Exercise directions.
Copy each line in the data that includes the word "together".

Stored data
* BEGIN *

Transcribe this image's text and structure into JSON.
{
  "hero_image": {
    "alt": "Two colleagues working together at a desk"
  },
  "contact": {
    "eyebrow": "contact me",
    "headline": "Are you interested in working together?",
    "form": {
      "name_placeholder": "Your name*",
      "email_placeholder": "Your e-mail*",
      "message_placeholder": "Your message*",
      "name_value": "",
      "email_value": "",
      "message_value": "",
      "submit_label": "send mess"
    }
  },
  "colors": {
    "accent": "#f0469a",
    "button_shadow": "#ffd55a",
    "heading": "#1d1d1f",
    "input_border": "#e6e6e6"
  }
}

* END *

Right answer.
    "alt": "Two colleagues working together at a desk"
    "headline": "Are you interested in working together?",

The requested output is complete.